== Stored rows ==
★ ★ ★ ★ ★

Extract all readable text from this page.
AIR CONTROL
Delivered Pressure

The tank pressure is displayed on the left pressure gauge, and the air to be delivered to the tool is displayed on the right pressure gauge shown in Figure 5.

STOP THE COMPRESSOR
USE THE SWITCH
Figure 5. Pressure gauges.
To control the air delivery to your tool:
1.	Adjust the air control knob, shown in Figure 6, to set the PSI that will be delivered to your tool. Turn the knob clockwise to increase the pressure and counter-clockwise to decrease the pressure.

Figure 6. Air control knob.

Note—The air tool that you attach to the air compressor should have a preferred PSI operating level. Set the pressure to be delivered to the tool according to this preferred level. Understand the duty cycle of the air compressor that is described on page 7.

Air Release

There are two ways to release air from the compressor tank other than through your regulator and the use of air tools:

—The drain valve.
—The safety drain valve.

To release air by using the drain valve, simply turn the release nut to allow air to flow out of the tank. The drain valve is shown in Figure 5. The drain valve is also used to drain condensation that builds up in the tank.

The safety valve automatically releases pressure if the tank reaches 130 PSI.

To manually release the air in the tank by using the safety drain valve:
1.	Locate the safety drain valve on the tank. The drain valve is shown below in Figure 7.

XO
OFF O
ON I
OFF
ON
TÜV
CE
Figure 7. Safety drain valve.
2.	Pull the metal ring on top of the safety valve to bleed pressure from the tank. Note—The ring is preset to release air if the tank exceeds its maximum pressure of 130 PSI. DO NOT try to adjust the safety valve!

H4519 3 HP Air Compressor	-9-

★ ★ ★ ★ ★

== Exercise requirements ==
Copy out each line that contains the word "shown".

== Task output ==
The tank pressure is displayed on the left pressure gauge, and the air to be delivered to the tool is displayed on the right pressure gauge shown in Figure 5.
1.	Adjust the air control knob, shown in Figure 6, to set the PSI that will be delivered to your tool. Turn the knob clockwise to increase the pressure and counter-clockwise to decrease the pressure.
To release air by using the drain valve, simply turn the release nut to allow air to flow out of the tank. The drain valve is shown in Figure 5. The drain valve is also used to drain condensation that builds up in the tank.
1.	Locate the safety drain valve on the tank. The drain valve is shown below in Figure 7.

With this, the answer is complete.